Data records
....................

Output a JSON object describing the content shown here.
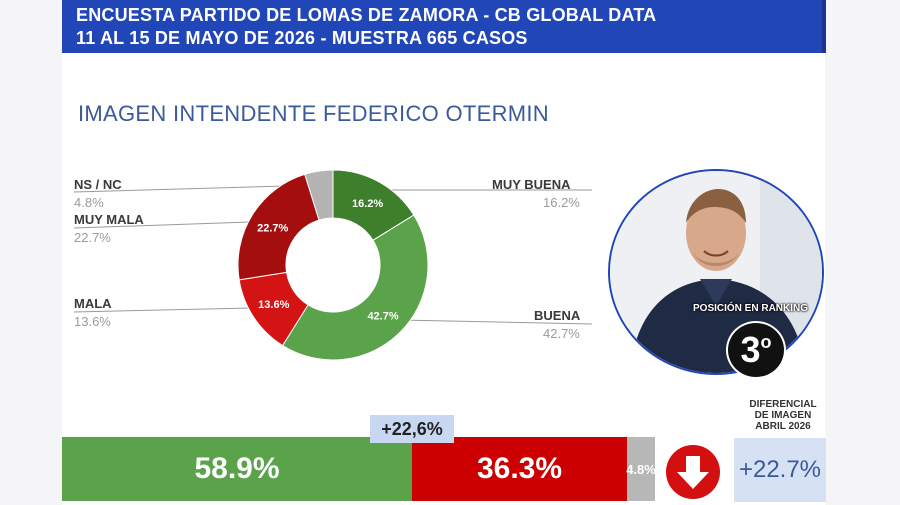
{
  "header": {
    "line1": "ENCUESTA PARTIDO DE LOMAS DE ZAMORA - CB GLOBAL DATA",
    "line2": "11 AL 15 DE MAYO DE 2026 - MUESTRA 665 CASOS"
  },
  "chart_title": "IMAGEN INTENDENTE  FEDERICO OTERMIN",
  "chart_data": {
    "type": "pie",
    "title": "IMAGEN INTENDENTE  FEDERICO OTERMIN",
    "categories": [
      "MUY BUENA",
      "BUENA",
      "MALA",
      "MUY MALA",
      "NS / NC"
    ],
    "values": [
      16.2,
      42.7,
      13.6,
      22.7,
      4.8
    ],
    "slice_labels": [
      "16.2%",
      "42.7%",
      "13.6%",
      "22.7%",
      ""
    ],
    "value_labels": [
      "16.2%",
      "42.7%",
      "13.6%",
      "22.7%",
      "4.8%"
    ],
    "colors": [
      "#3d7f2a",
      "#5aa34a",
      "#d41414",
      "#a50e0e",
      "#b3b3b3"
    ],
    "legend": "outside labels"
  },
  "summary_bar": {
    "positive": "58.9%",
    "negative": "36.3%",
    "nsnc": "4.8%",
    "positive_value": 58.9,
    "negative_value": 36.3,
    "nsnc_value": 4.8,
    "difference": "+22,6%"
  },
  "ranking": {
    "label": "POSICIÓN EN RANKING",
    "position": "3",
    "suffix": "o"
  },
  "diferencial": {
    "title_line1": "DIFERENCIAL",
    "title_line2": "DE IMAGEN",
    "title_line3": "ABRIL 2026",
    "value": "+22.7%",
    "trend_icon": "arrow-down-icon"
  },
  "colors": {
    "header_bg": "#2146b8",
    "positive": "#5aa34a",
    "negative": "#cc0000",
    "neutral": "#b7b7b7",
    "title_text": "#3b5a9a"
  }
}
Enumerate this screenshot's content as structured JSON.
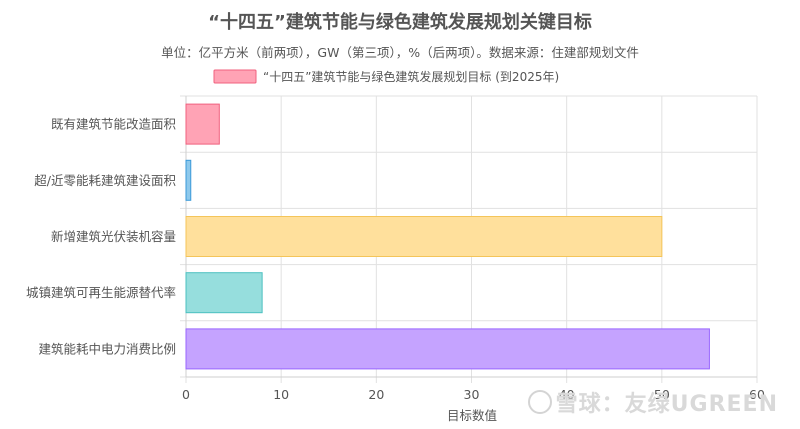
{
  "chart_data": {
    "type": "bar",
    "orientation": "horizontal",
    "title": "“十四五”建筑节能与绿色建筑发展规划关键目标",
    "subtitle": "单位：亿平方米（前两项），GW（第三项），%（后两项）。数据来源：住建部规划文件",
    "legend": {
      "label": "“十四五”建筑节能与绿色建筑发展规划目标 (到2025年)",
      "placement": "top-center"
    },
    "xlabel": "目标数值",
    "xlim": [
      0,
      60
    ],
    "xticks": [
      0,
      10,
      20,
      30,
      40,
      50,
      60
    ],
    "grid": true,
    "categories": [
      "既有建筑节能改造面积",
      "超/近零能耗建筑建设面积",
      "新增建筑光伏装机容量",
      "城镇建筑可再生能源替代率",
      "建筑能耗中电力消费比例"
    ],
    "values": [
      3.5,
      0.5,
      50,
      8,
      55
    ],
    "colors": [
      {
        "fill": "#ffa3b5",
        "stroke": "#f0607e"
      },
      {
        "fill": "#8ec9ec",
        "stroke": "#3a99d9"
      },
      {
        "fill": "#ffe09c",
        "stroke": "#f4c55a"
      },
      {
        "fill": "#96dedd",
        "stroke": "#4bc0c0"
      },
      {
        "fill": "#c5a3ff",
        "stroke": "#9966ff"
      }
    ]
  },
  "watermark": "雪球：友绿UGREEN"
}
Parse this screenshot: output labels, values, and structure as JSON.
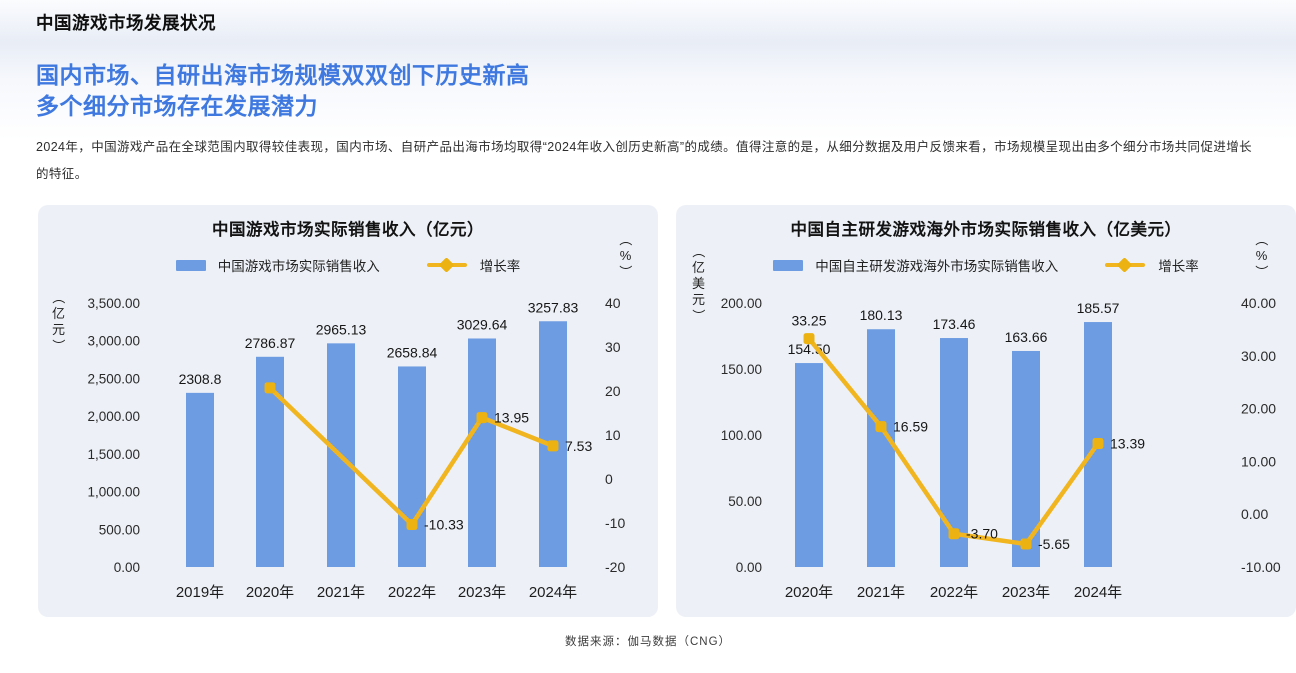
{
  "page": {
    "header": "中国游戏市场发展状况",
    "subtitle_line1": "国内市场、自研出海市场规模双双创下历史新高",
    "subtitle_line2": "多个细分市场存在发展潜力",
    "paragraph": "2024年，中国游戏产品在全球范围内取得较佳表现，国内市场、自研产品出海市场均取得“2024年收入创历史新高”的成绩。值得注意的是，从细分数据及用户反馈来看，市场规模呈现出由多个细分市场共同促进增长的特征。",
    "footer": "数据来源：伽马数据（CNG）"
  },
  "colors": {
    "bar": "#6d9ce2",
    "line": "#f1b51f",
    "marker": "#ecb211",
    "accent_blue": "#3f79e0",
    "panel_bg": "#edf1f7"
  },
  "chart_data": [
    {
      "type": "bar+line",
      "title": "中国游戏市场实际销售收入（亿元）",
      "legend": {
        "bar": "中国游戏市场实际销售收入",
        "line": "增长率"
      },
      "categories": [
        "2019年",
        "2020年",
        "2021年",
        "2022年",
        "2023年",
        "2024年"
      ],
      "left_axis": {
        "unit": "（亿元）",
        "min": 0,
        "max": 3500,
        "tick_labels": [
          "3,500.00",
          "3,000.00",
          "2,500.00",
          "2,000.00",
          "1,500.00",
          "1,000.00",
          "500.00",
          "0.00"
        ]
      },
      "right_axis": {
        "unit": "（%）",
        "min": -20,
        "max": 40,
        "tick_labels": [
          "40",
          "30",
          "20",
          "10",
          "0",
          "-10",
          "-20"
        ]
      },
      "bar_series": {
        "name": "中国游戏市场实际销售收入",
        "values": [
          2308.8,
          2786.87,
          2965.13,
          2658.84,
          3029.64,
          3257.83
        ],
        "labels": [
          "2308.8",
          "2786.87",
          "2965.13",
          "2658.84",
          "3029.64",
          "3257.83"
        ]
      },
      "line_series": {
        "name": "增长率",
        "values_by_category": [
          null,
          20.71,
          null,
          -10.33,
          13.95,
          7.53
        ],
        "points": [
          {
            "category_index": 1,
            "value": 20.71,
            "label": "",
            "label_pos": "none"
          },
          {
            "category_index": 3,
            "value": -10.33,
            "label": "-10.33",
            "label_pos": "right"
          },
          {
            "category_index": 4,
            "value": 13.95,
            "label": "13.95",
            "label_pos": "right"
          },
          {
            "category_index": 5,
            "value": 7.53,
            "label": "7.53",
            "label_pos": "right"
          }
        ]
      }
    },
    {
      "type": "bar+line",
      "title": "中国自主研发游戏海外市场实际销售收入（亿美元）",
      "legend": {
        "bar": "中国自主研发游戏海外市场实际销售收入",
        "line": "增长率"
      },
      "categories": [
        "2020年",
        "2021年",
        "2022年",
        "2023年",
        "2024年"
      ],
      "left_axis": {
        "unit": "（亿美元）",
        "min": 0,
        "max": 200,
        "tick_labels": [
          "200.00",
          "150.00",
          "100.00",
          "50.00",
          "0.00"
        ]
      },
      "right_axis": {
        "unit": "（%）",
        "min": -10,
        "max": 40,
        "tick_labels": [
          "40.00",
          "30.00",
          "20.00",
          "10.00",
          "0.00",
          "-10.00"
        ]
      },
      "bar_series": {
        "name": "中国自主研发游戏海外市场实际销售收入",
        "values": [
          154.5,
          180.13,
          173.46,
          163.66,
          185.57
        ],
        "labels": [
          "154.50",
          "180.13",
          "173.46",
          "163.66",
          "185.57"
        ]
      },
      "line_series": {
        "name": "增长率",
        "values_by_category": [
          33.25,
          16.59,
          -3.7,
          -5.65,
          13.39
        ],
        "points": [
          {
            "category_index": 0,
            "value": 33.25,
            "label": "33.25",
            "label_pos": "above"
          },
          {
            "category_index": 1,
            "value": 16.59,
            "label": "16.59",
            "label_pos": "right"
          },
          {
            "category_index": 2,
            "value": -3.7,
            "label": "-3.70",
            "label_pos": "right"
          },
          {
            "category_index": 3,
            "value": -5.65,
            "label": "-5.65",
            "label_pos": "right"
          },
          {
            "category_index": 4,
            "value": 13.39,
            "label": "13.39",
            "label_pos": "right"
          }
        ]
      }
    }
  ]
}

....................

Task
Repeat the records word for word. Any picture in them should be left out.

Solution to this problem
Output a JSON object describing the content shown here.
{
  "header": {
    "line1": "ENCUESTA PARTIDO DE LOMAS DE ZAMORA - CB GLOBAL DATA",
    "line2": "11 AL 15 DE MAYO DE 2026 - MUESTRA 665 CASOS"
  },
  "chart_title": "IMAGEN INTENDENTE  FEDERICO OTERMIN",
  "chart_data": {
    "type": "pie",
    "title": "IMAGEN INTENDENTE  FEDERICO OTERMIN",
    "categories": [
      "MUY BUENA",
      "BUENA",
      "MALA",
      "MUY MALA",
      "NS / NC"
    ],
    "values": [
      16.2,
      42.7,
      13.6,
      22.7,
      4.8
    ],
    "slice_labels": [
      "16.2%",
      "42.7%",
      "13.6%",
      "22.7%",
      ""
    ],
    "value_labels": [
      "16.2%",
      "42.7%",
      "13.6%",
      "22.7%",
      "4.8%"
    ],
    "colors": [
      "#3d7f2a",
      "#5aa34a",
      "#d41414",
      "#a50e0e",
      "#b3b3b3"
    ],
    "legend": "outside labels"
  },
  "summary_bar": {
    "positive": "58.9%",
    "negative": "36.3%",
    "nsnc": "4.8%",
    "positive_value": 58.9,
    "negative_value": 36.3,
    "nsnc_value": 4.8,
    "difference": "+22,6%"
  },
  "ranking": {
    "label": "POSICIÓN EN RANKING",
    "position": "3",
    "suffix": "o"
  },
  "diferencial": {
    "title_line1": "DIFERENCIAL",
    "title_line2": "DE IMAGEN",
    "title_line3": "ABRIL 2026",
    "value": "+22.7%",
    "trend_icon": "arrow-down-icon"
  },
  "colors": {
    "header_bg": "#2146b8",
    "positive": "#5aa34a",
    "negative": "#cc0000",
    "neutral": "#b7b7b7",
    "title_text": "#3b5a9a"
  }
}
Enumerate this screenshot's content as structured JSON.
{
  "chart_data": {
    "type": "bar",
    "orientation": "horizontal",
    "title": "“十四五”建筑节能与绿色建筑发展规划关键目标",
    "subtitle": "单位：亿平方米（前两项），GW（第三项），%（后两项）。数据来源：住建部规划文件",
    "legend": {
      "label": "“十四五”建筑节能与绿色建筑发展规划目标 (到2025年)",
      "placement": "top-center"
    },
    "xlabel": "目标数值",
    "xlim": [
      0,
      60
    ],
    "xticks": [
      0,
      10,
      20,
      30,
      40,
      50,
      60
    ],
    "grid": true,
    "categories": [
      "既有建筑节能改造面积",
      "超/近零能耗建筑建设面积",
      "新增建筑光伏装机容量",
      "城镇建筑可再生能源替代率",
      "建筑能耗中电力消费比例"
    ],
    "values": [
      3.5,
      0.5,
      50,
      8,
      55
    ],
    "colors": [
      {
        "fill": "#ffa3b5",
        "stroke": "#f0607e"
      },
      {
        "fill": "#8ec9ec",
        "stroke": "#3a99d9"
      },
      {
        "fill": "#ffe09c",
        "stroke": "#f4c55a"
      },
      {
        "fill": "#96dedd",
        "stroke": "#4bc0c0"
      },
      {
        "fill": "#c5a3ff",
        "stroke": "#9966ff"
      }
    ]
  },
  "watermark": "雪球：友绿UGREEN"
}
Parse this screenshot: output labels, values, and structure as JSON.
{
  "page": {
    "header": "中国游戏市场发展状况",
    "subtitle_line1": "国内市场、自研出海市场规模双双创下历史新高",
    "subtitle_line2": "多个细分市场存在发展潜力",
    "paragraph": "2024年，中国游戏产品在全球范围内取得较佳表现，国内市场、自研产品出海市场均取得“2024年收入创历史新高”的成绩。值得注意的是，从细分数据及用户反馈来看，市场规模呈现出由多个细分市场共同促进增长的特征。",
    "footer": "数据来源：伽马数据（CNG）"
  },
  "colors": {
    "bar": "#6d9ce2",
    "line": "#f1b51f",
    "marker": "#ecb211",
    "accent_blue": "#3f79e0",
    "panel_bg": "#edf1f7"
  },
  "chart_data": [
    {
      "type": "bar+line",
      "title": "中国游戏市场实际销售收入（亿元）",
      "legend": {
        "bar": "中国游戏市场实际销售收入",
        "line": "增长率"
      },
      "categories": [
        "2019年",
        "2020年",
        "2021年",
        "2022年",
        "2023年",
        "2024年"
      ],
      "left_axis": {
        "unit": "（亿元）",
        "min": 0,
        "max": 3500,
        "tick_labels": [
          "3,500.00",
          "3,000.00",
          "2,500.00",
          "2,000.00",
          "1,500.00",
          "1,000.00",
          "500.00",
          "0.00"
        ]
      },
      "right_axis": {
        "unit": "（%）",
        "min": -20,
        "max": 40,
        "tick_labels": [
          "40",
          "30",
          "20",
          "10",
          "0",
          "-10",
          "-20"
        ]
      },
      "bar_series": {
        "name": "中国游戏市场实际销售收入",
        "values": [
          2308.8,
          2786.87,
          2965.13,
          2658.84,
          3029.64,
          3257.83
        ],
        "labels": [
          "2308.8",
          "2786.87",
          "2965.13",
          "2658.84",
          "3029.64",
          "3257.83"
        ]
      },
      "line_series": {
        "name": "增长率",
        "values_by_category": [
          null,
          20.71,
          null,
          -10.33,
          13.95,
          7.53
        ],
        "points": [
          {
            "category_index": 1,
            "value": 20.71,
            "label": "",
            "label_pos": "none"
          },
          {
            "category_index": 3,
            "value": -10.33,
            "label": "-10.33",
            "label_pos": "right"
          },
          {
            "category_index": 4,
            "value": 13.95,
            "label": "13.95",
            "label_pos": "right"
          },
          {
            "category_index": 5,
            "value": 7.53,
            "label": "7.53",
            "label_pos": "right"
          }
        ]
      }
    },
    {
      "type": "bar+line",
      "title": "中国自主研发游戏海外市场实际销售收入（亿美元）",
      "legend": {
        "bar": "中国自主研发游戏海外市场实际销售收入",
        "line": "增长率"
      },
      "categories": [
        "2020年",
        "2021年",
        "2022年",
        "2023年",
        "2024年"
      ],
      "left_axis": {
        "unit": "（亿美元）",
        "min": 0,
        "max": 200,
        "tick_labels": [
          "200.00",
          "150.00",
          "100.00",
          "50.00",
          "0.00"
        ]
      },
      "right_axis": {
        "unit": "（%）",
        "min": -10,
        "max": 40,
        "tick_labels": [
          "40.00",
          "30.00",
          "20.00",
          "10.00",
          "0.00",
          "-10.00"
        ]
      },
      "bar_series": {
        "name": "中国自主研发游戏海外市场实际销售收入",
        "values": [
          154.5,
          180.13,
          173.46,
          163.66,
          185.57
        ],
        "labels": [
          "154.50",
          "180.13",
          "173.46",
          "163.66",
          "185.57"
        ]
      },
      "line_series": {
        "name": "增长率",
        "values_by_category": [
          33.25,
          16.59,
          -3.7,
          -5.65,
          13.39
        ],
        "points": [
          {
            "category_index": 0,
            "value": 33.25,
            "label": "33.25",
            "label_pos": "above"
          },
          {
            "category_index": 1,
            "value": 16.59,
            "label": "16.59",
            "label_pos": "right"
          },
          {
            "category_index": 2,
            "value": -3.7,
            "label": "-3.70",
            "label_pos": "right"
          },
          {
            "category_index": 3,
            "value": -5.65,
            "label": "-5.65",
            "label_pos": "right"
          },
          {
            "category_index": 4,
            "value": 13.39,
            "label": "13.39",
            "label_pos": "right"
          }
        ]
      }
    }
  ]
}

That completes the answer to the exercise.